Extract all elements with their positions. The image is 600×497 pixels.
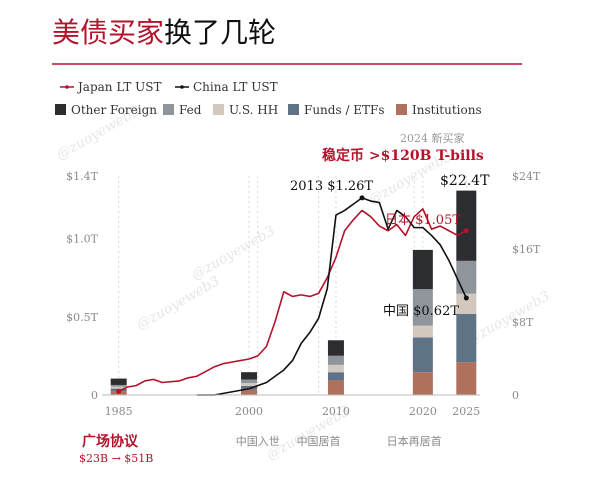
annotation-japan-now: 日本 $1.05T bbox=[385, 213, 461, 228]
stacked-bar-segment bbox=[241, 389, 258, 395]
legend: Japan LT UST China LT UST Other Foreign Fed… bbox=[55, 80, 482, 117]
stacked-bar-segment bbox=[241, 379, 258, 384]
legend-box-label: Funds / ETFs bbox=[304, 103, 385, 117]
stacked-bar-segment bbox=[241, 372, 258, 380]
legend-box-label: Institutions bbox=[412, 103, 482, 117]
y-left-tick-label: 0 bbox=[91, 389, 98, 402]
annotation-total-2025: $22.4T bbox=[440, 173, 490, 189]
legend-box-swatch bbox=[396, 104, 407, 115]
x-event-label: 中国居首 bbox=[297, 434, 341, 448]
stacked-bar-segment bbox=[327, 355, 344, 365]
legend-box-swatch bbox=[213, 104, 224, 115]
annotation-china-2013: 2013 $1.26T bbox=[290, 179, 373, 194]
title-part-red: 美债买家 bbox=[52, 16, 164, 49]
y-left-tick-label: $1.4T bbox=[66, 170, 98, 183]
y-right-tick-label: $24T bbox=[512, 170, 541, 183]
legend-box-swatch bbox=[163, 104, 174, 115]
legend-box-swatch bbox=[288, 104, 299, 115]
stacked-bar-segment bbox=[327, 364, 344, 373]
stacked-bar-segment bbox=[456, 313, 477, 363]
stacked-bar-segment bbox=[456, 362, 477, 395]
annotation-new-buyer: 2024 新买家 bbox=[400, 131, 465, 145]
series-line bbox=[118, 208, 467, 393]
watermark-5: @zuoyeweb3 bbox=[134, 273, 223, 333]
stacked-bar-segment bbox=[412, 337, 433, 373]
y-left-tick-label: $1.0T bbox=[66, 233, 98, 246]
title-part-black: 换了几轮 bbox=[164, 16, 276, 49]
x-tick-label: 1985 bbox=[105, 405, 133, 418]
legend-box-swatch bbox=[55, 104, 66, 115]
legend-box-label: U.S. HH bbox=[229, 103, 278, 117]
axes-layer: 1985 2000 2010 2020 2025 0 $0.5T $1.0T $1.4T 0 $8T… bbox=[66, 170, 541, 448]
y-right-tick-label: $8T bbox=[512, 316, 534, 329]
legend-box-label: Fed bbox=[179, 103, 202, 117]
stacked-bar-segment bbox=[412, 249, 433, 290]
y-right-tick-label: 0 bbox=[512, 389, 519, 402]
stacked-bar-segment bbox=[456, 293, 477, 314]
stacked-bar-segment bbox=[412, 325, 433, 338]
x-tick-label: 2025 bbox=[452, 405, 480, 418]
legend-line-dot bbox=[180, 85, 184, 89]
japan-start-point bbox=[116, 388, 122, 394]
x-tick-label: 2020 bbox=[409, 405, 437, 418]
y-left-tick-label: $0.5T bbox=[66, 311, 98, 324]
stacked-bar-segment bbox=[456, 260, 477, 294]
y-right-tick-label: $16T bbox=[512, 243, 541, 256]
annotation-china-now: 中国 $0.62T bbox=[383, 304, 459, 319]
annotation-plaza-accord: 广场协议 bbox=[82, 433, 139, 450]
stacked-bar-segment bbox=[412, 289, 433, 326]
stacked-bar-segment bbox=[110, 386, 127, 389]
legend-box-label: Other Foreign bbox=[71, 103, 157, 117]
china-peak-point bbox=[359, 195, 365, 201]
x-tick-label: 2010 bbox=[322, 405, 350, 418]
stacked-bar-segment bbox=[241, 385, 258, 390]
stacked-bar-segment bbox=[327, 340, 344, 356]
x-event-label: 日本再居首 bbox=[387, 434, 442, 448]
stacked-bar-segment bbox=[456, 190, 477, 261]
japan-end-point bbox=[463, 228, 469, 234]
annotation-stablecoin: 稳定币 >$120B T-bills bbox=[322, 147, 484, 164]
annotation-plaza-values: $23B → $51B bbox=[79, 452, 153, 465]
legend-line-label: Japan LT UST bbox=[76, 80, 162, 94]
stacked-bar-segment bbox=[327, 372, 344, 381]
x-event-label: 中国入世 bbox=[236, 435, 280, 448]
legend-line-dot bbox=[65, 85, 69, 89]
bars-layer bbox=[110, 190, 477, 395]
stacked-bar-segment bbox=[412, 372, 433, 395]
stacked-bar-segment bbox=[110, 384, 127, 387]
lines-layer bbox=[116, 195, 469, 396]
watermark-4: @zuoyeweb3 bbox=[464, 288, 553, 348]
stacked-bar-segment bbox=[110, 378, 127, 385]
watermark-3: @zuoyeweb3 bbox=[189, 223, 278, 283]
stacked-bar-segment bbox=[327, 380, 344, 395]
china-end-point bbox=[463, 295, 469, 301]
legend-line-label: China LT UST bbox=[193, 80, 278, 94]
x-tick-label: 2000 bbox=[235, 405, 263, 418]
chart-title: 美债买家换了几轮 bbox=[52, 16, 276, 49]
stacked-bar-segment bbox=[241, 383, 258, 386]
series-line bbox=[196, 197, 468, 396]
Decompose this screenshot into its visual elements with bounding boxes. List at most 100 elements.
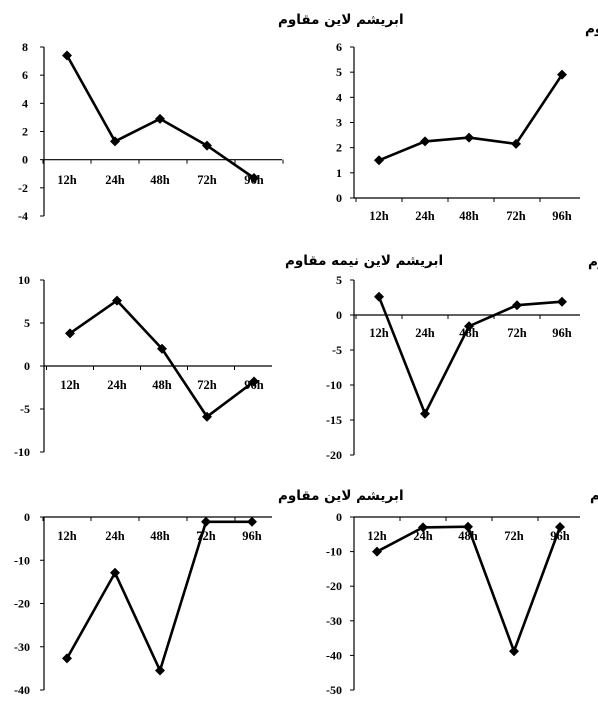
data-point-marker (112, 295, 122, 306)
x-tick-label: 72h (197, 378, 217, 392)
y-tick-label: -30 (326, 614, 342, 628)
data-point-marker (463, 521, 473, 532)
series-line (378, 73, 564, 162)
data-point-marker (557, 69, 567, 80)
data-point-marker (202, 140, 212, 151)
data-point-marker (155, 665, 165, 676)
data-point-marker (509, 646, 519, 657)
x-tick-label: 12h (367, 529, 387, 543)
data-point-marker (374, 155, 384, 166)
y-tick-label: -5 (20, 402, 30, 416)
chart-panel-6: دانه لاین مقاوم0-10-20-30-40-5012h24h48h… (326, 488, 598, 697)
data-point-marker (420, 408, 430, 419)
y-tick-label: -10 (326, 545, 342, 559)
y-tick-label: 1 (336, 166, 342, 180)
y-tick-label: -30 (14, 640, 30, 654)
y-tick-label: 8 (22, 40, 28, 54)
data-point-marker (464, 132, 474, 143)
y-tick-label: 6 (22, 68, 28, 82)
y-tick-label: -40 (326, 648, 342, 662)
y-tick-label: 0 (22, 153, 28, 167)
y-tick-label: 2 (336, 141, 342, 155)
y-tick-label: 6 (336, 40, 342, 54)
x-tick-label: 72h (504, 529, 524, 543)
y-tick-label: -10 (14, 445, 30, 459)
y-tick-label: -20 (326, 448, 342, 462)
x-tick-label: 96h (552, 209, 572, 223)
data-point-marker (157, 343, 167, 354)
y-tick-label: -50 (326, 683, 342, 697)
data-point-marker (110, 567, 120, 578)
data-point-marker (155, 113, 165, 124)
chart-panel-4: دانه لاین نیمه مقاوم50-5-10-15-2012h24h4… (326, 254, 598, 462)
data-point-marker (372, 546, 382, 557)
data-point-marker (511, 138, 521, 149)
chart-title: ابریشم لاین مقاوم (278, 12, 404, 28)
y-tick-label: 0 (336, 308, 342, 322)
x-tick-label: 72h (197, 173, 217, 187)
x-tick-label: 12h (369, 326, 389, 340)
x-tick-label: 96h (242, 529, 262, 543)
y-tick-label: -10 (326, 378, 342, 392)
x-tick-label: 48h (150, 529, 170, 543)
x-tick-label: 12h (57, 529, 77, 543)
chart-title: ابریشم لاین مقاوم (278, 488, 404, 504)
x-tick-label: 24h (105, 529, 125, 543)
y-tick-label: 3 (336, 116, 342, 130)
data-point-marker (202, 411, 212, 422)
y-tick-label: 4 (336, 90, 342, 104)
data-point-marker (249, 172, 259, 183)
series-line (69, 298, 255, 419)
y-tick-label: -20 (14, 597, 30, 611)
data-point-marker (201, 516, 211, 527)
x-tick-label: 96h (552, 326, 572, 340)
x-tick-label: 72h (506, 209, 526, 223)
x-tick-label: 48h (459, 209, 479, 223)
series-line (65, 520, 252, 675)
chart-panel-1: ابریشم لاین مقاوم86420-2-412h24h48h72h96… (18, 12, 404, 223)
y-tick-label: 4 (22, 96, 28, 110)
y-tick-label: 0 (336, 191, 342, 205)
y-tick-label: -20 (326, 579, 342, 593)
series-line (376, 525, 562, 655)
y-tick-label: 5 (336, 65, 342, 79)
chart-title: دانه لاین مقاوم (590, 488, 598, 504)
data-point-marker (557, 296, 567, 307)
data-point-marker (512, 300, 522, 311)
y-tick-label: 10 (18, 273, 30, 287)
x-tick-label: 24h (105, 173, 125, 187)
chart-panel-2: دانه لاین مقاوم 6 5 4 3 2 1 0 12h 24h 48h 72h 96h (336, 21, 598, 223)
y-tick-label: 0 (336, 510, 342, 524)
x-tick-label: 48h (152, 378, 172, 392)
x-tick-label: 12h (57, 173, 77, 187)
y-tick-label: -5 (332, 343, 342, 357)
y-tick-label: -4 (18, 209, 28, 223)
x-tick-label: 24h (415, 209, 435, 223)
x-tick-label: 12h (369, 209, 389, 223)
y-tick-label: -40 (14, 683, 30, 697)
y-tick-label: 0 (24, 510, 30, 524)
data-point-marker (62, 50, 72, 61)
x-tick-label: 48h (150, 173, 170, 187)
data-point-marker (110, 136, 120, 147)
series-line (377, 296, 563, 417)
y-tick-label: 5 (336, 273, 342, 287)
data-point-marker (249, 376, 259, 387)
data-point-marker (420, 136, 430, 147)
y-tick-label: 0 (24, 359, 30, 373)
x-tick-label: 24h (107, 378, 127, 392)
y-tick-label: -10 (14, 553, 30, 567)
y-tick-label: 5 (24, 316, 30, 330)
y-tick-label: -2 (18, 181, 28, 195)
data-point-marker (62, 653, 72, 664)
data-point-marker (247, 516, 257, 527)
x-tick-label: 72h (507, 326, 527, 340)
x-tick-label: 12h (60, 378, 80, 392)
y-tick-label: -15 (326, 413, 342, 427)
data-point-marker (65, 328, 75, 339)
data-point-marker (464, 321, 474, 332)
chart-title: ابریشم لاین نیمه مقاوم (285, 253, 443, 269)
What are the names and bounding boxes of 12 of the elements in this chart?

§ **THE EXERCISE**: Echo every line of the listing from the one containing "data-point-marker (112, 295, 122, 306)" down to the one containing "y-tick-label: -20 (326, 448, 342, 462)", both included.

§ **RESPONSE**:
data-point-marker (112, 295, 122, 306)
x-tick-label: 72h (197, 378, 217, 392)
y-tick-label: -30 (326, 614, 342, 628)
data-point-marker (463, 521, 473, 532)
series-line (378, 73, 564, 162)
data-point-marker (557, 69, 567, 80)
data-point-marker (202, 140, 212, 151)
data-point-marker (155, 665, 165, 676)
data-point-marker (509, 646, 519, 657)
x-tick-label: 12h (367, 529, 387, 543)
data-point-marker (374, 155, 384, 166)
y-tick-label: -5 (20, 402, 30, 416)
chart-panel-6: دانه لاین مقاوم0-10-20-30-40-5012h24h48h… (326, 488, 598, 697)
data-point-marker (420, 408, 430, 419)
y-tick-label: -10 (326, 545, 342, 559)
y-tick-label: 1 (336, 166, 342, 180)
y-tick-label: -30 (14, 640, 30, 654)
y-tick-label: 8 (22, 40, 28, 54)
data-point-marker (464, 132, 474, 143)
y-tick-label: 6 (22, 68, 28, 82)
y-tick-label: -40 (326, 648, 342, 662)
y-tick-label: 0 (22, 153, 28, 167)
y-tick-label: 2 (336, 141, 342, 155)
y-tick-label: 6 (336, 40, 342, 54)
x-tick-label: 72h (504, 529, 524, 543)
y-tick-label: -10 (14, 445, 30, 459)
y-tick-label: -20 (326, 448, 342, 462)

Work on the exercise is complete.